- [Records supplied]
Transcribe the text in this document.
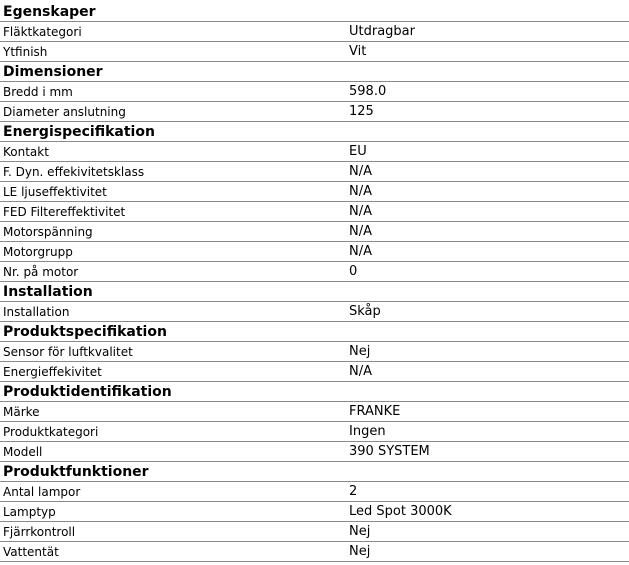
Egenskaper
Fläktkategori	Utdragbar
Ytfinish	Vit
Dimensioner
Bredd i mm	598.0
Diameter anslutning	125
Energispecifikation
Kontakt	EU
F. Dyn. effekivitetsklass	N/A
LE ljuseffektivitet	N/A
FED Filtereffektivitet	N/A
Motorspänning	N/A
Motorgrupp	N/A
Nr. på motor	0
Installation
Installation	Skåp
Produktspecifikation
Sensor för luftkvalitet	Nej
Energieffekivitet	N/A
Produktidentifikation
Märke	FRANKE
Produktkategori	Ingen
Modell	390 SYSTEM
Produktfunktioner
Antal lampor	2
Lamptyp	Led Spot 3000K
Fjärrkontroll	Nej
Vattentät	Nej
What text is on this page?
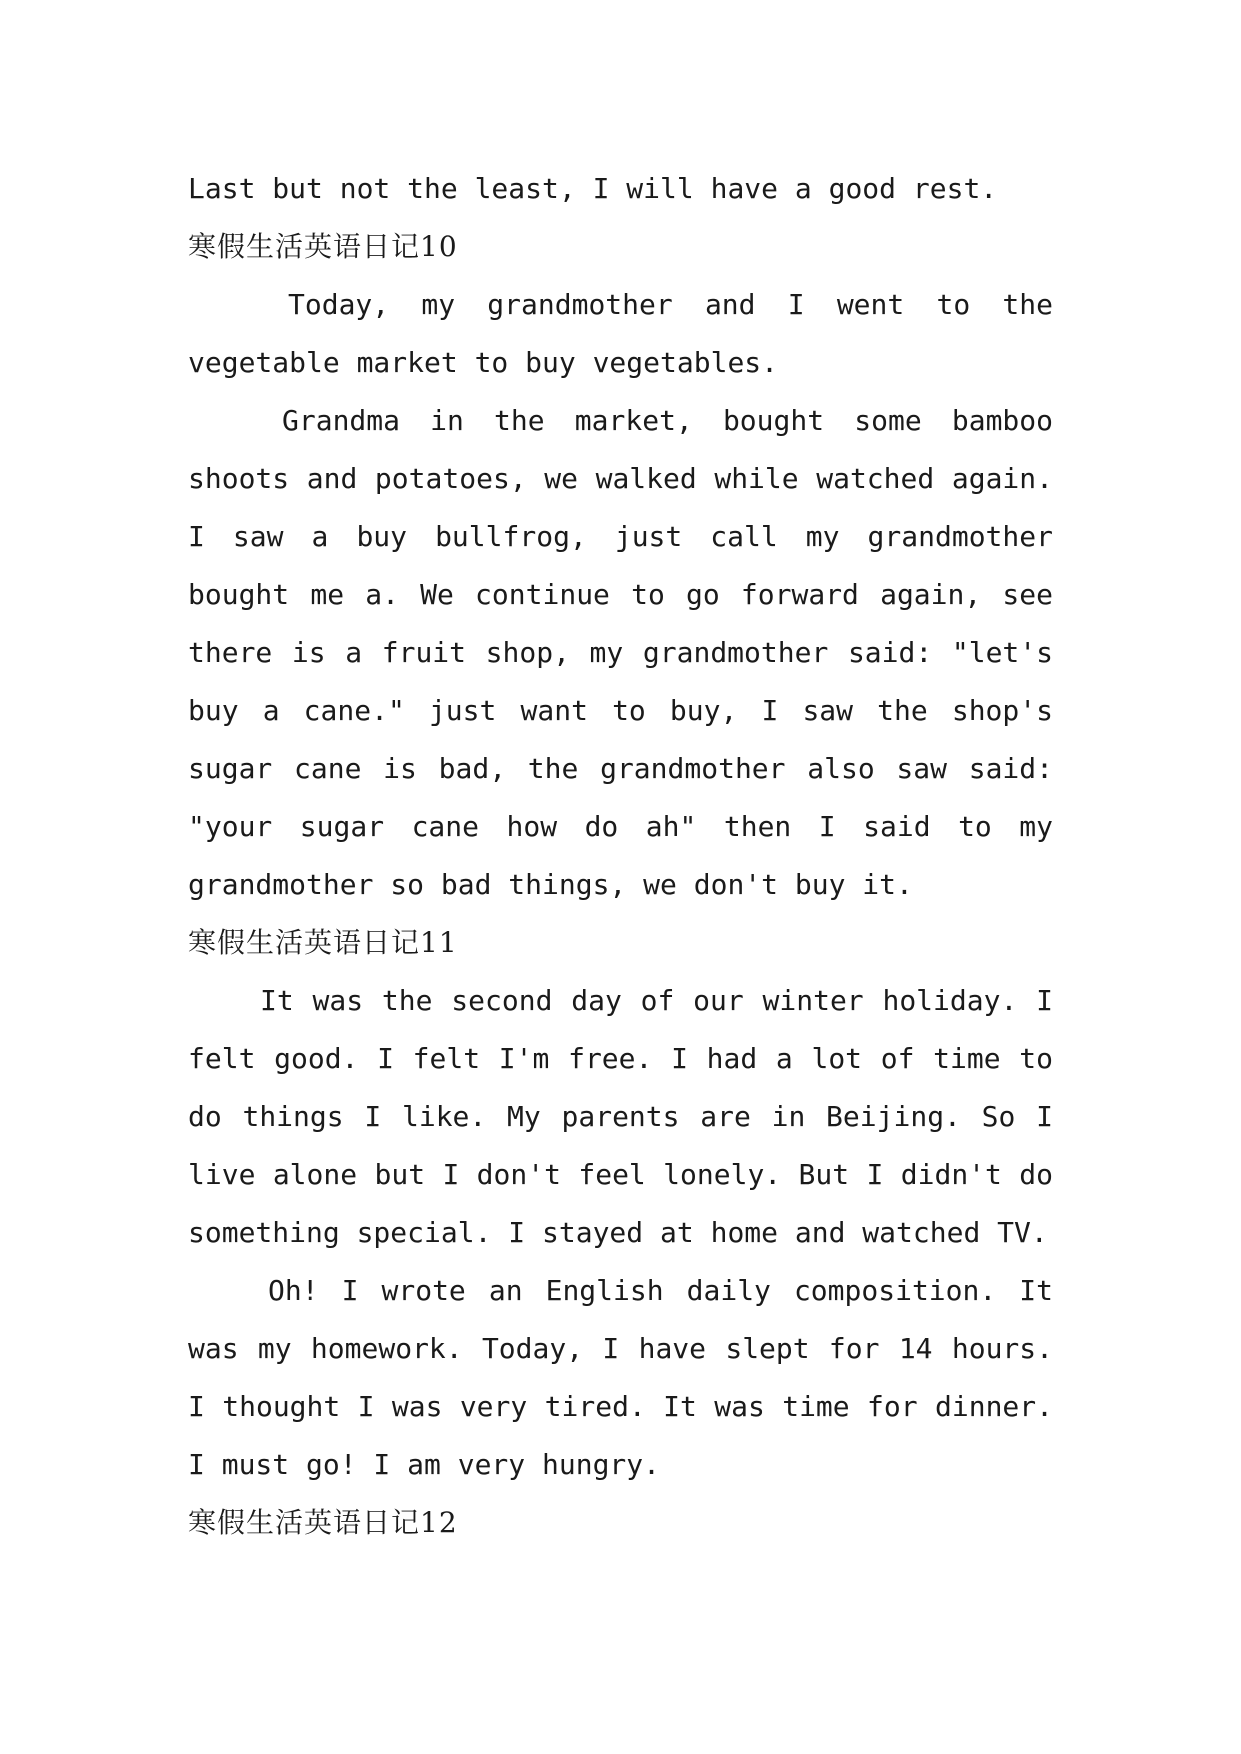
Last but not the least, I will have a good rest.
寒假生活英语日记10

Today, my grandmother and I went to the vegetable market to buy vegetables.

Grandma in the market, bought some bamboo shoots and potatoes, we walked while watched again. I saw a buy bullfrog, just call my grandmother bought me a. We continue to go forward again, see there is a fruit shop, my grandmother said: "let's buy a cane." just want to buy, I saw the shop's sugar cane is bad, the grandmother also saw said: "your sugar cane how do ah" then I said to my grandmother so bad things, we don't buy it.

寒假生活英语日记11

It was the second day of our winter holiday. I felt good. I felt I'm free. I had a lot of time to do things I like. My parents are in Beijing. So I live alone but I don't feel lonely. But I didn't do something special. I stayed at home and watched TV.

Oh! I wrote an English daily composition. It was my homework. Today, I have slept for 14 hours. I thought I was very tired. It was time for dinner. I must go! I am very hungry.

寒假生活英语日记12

---

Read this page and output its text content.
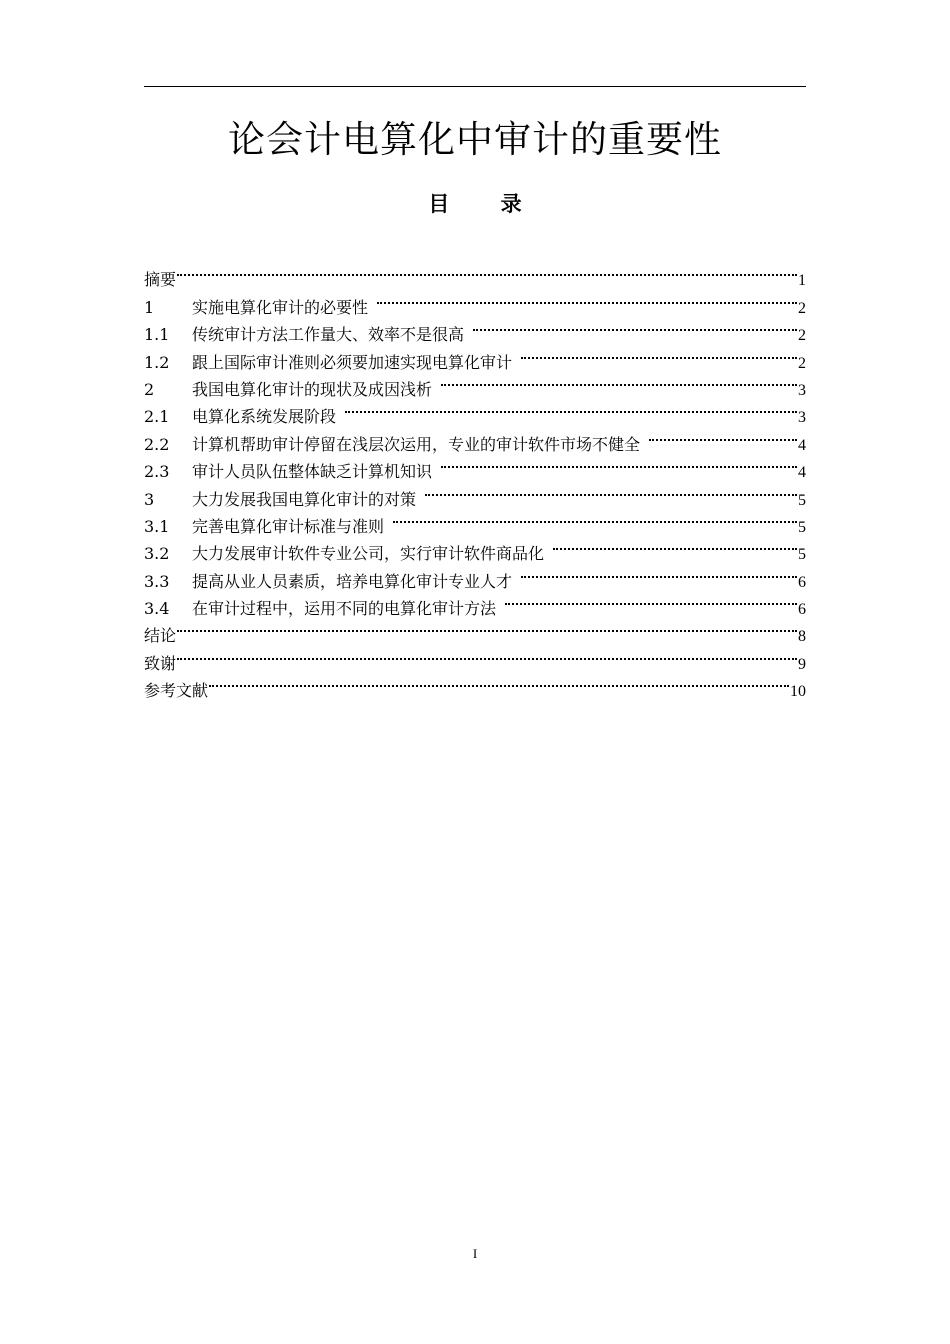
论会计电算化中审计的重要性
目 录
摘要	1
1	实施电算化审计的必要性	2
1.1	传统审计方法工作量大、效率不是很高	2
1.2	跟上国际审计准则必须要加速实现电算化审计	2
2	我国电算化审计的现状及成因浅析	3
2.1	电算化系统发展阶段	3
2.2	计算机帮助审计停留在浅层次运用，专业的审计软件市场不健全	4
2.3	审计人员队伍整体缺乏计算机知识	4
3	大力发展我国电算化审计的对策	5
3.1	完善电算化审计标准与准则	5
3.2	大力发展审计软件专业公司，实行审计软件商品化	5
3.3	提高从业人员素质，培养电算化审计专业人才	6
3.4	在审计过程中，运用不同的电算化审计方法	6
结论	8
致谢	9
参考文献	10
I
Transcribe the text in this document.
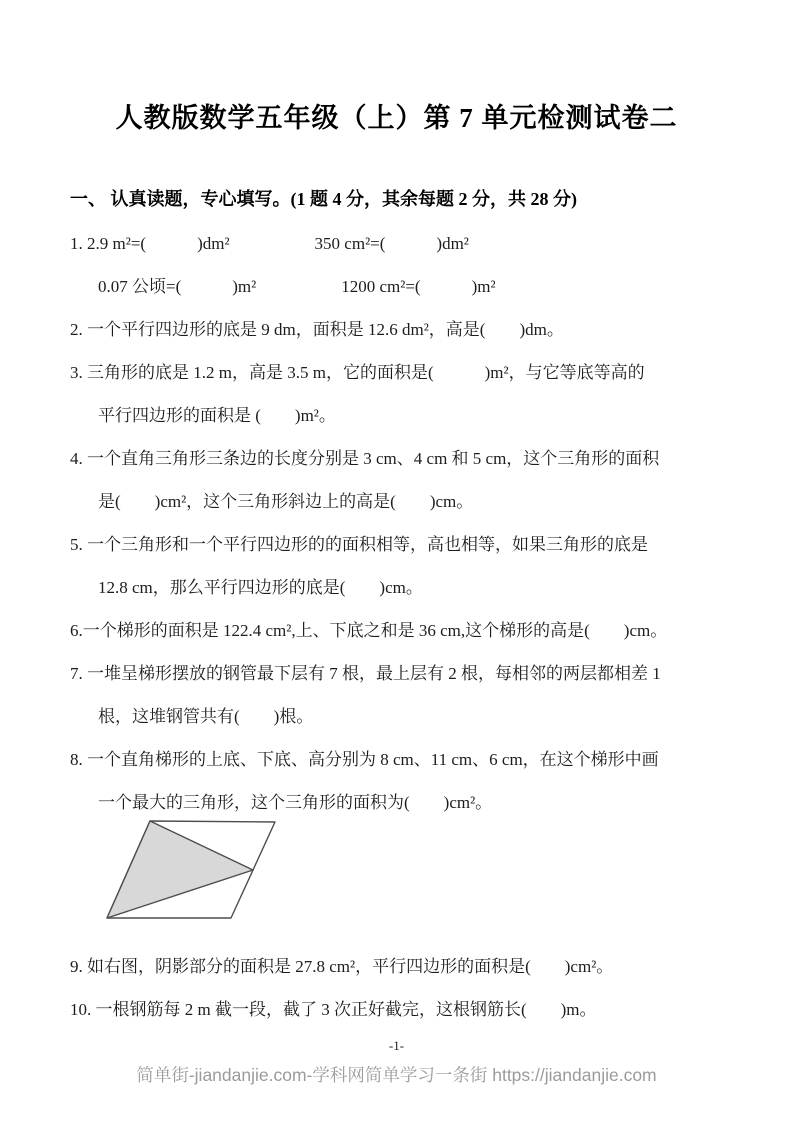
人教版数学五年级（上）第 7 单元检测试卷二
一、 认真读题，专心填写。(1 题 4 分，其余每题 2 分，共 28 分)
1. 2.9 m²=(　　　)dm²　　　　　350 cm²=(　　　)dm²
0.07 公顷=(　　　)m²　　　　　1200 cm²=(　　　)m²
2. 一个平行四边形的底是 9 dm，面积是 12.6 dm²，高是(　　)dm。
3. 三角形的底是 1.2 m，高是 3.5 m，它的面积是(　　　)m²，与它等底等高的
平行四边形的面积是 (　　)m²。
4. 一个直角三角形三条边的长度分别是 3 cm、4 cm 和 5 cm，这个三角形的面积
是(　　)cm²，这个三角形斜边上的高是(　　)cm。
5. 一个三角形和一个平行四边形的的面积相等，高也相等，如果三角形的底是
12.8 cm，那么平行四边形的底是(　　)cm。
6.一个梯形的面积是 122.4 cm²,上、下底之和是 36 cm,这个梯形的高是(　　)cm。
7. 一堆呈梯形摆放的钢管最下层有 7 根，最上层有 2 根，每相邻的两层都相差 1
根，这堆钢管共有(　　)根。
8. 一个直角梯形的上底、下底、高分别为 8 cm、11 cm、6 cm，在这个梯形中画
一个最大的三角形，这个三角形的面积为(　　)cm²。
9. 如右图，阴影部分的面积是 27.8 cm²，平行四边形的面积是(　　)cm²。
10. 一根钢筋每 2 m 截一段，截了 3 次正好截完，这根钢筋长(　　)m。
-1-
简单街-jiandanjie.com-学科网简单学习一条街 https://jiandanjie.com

==

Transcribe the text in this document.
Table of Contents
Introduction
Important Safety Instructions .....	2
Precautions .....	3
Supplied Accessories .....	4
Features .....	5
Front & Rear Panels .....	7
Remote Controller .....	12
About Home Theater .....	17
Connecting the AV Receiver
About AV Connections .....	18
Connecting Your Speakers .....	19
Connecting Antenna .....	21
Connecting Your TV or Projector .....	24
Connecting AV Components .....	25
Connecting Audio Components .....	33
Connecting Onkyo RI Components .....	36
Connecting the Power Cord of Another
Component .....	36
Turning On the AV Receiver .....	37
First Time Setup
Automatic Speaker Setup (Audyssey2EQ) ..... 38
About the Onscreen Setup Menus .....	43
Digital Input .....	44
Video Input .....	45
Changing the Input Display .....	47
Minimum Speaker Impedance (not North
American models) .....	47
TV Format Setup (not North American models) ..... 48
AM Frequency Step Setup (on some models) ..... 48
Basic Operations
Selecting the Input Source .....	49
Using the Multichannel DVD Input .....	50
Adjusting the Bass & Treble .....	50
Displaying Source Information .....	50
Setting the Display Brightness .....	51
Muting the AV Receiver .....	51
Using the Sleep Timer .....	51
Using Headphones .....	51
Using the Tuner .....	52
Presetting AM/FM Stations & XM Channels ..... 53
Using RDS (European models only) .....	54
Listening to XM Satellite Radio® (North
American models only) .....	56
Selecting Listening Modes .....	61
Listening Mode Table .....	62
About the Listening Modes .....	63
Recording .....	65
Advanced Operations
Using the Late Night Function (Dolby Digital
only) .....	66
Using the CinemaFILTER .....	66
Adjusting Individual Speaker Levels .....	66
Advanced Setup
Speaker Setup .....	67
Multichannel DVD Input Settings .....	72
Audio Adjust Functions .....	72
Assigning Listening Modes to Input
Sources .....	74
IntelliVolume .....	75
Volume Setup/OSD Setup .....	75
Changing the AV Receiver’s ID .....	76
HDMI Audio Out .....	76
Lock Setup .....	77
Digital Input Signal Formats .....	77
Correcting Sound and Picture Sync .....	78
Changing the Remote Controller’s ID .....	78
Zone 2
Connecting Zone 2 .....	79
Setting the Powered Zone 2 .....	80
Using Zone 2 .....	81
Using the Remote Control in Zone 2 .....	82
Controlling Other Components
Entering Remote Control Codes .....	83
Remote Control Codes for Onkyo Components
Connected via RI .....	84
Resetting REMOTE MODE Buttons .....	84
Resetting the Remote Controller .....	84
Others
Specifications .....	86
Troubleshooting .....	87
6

- [Exercise objective] Every line in the data that holds "Operations" should be copied out.

- [The result]
Basic Operations
Advanced Operations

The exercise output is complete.